**Description of the task:** Determine which lines of the records include the word "while", and copy them.

**Data records:**
▼

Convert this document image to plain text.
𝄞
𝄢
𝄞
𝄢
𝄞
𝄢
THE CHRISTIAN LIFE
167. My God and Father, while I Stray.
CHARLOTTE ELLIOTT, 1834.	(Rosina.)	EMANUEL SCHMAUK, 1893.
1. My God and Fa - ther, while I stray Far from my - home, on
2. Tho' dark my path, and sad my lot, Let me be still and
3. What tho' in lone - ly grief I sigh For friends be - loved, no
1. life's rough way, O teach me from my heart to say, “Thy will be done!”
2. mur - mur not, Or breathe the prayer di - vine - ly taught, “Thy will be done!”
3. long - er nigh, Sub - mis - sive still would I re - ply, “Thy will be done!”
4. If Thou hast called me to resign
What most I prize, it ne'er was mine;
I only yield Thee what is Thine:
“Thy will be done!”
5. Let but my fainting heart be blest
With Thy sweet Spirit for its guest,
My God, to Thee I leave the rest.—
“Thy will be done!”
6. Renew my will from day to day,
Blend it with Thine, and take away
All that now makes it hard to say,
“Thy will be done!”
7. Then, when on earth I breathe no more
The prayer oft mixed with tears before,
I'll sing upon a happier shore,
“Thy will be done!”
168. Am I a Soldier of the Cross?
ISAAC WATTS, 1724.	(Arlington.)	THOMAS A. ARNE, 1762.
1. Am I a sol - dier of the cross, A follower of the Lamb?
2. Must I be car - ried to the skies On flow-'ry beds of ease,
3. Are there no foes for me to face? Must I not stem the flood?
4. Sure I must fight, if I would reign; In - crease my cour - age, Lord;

▲

**Written answer:**
167. My God and Father, while I Stray.
1. My God and Fa - ther, while I stray Far from my - home, on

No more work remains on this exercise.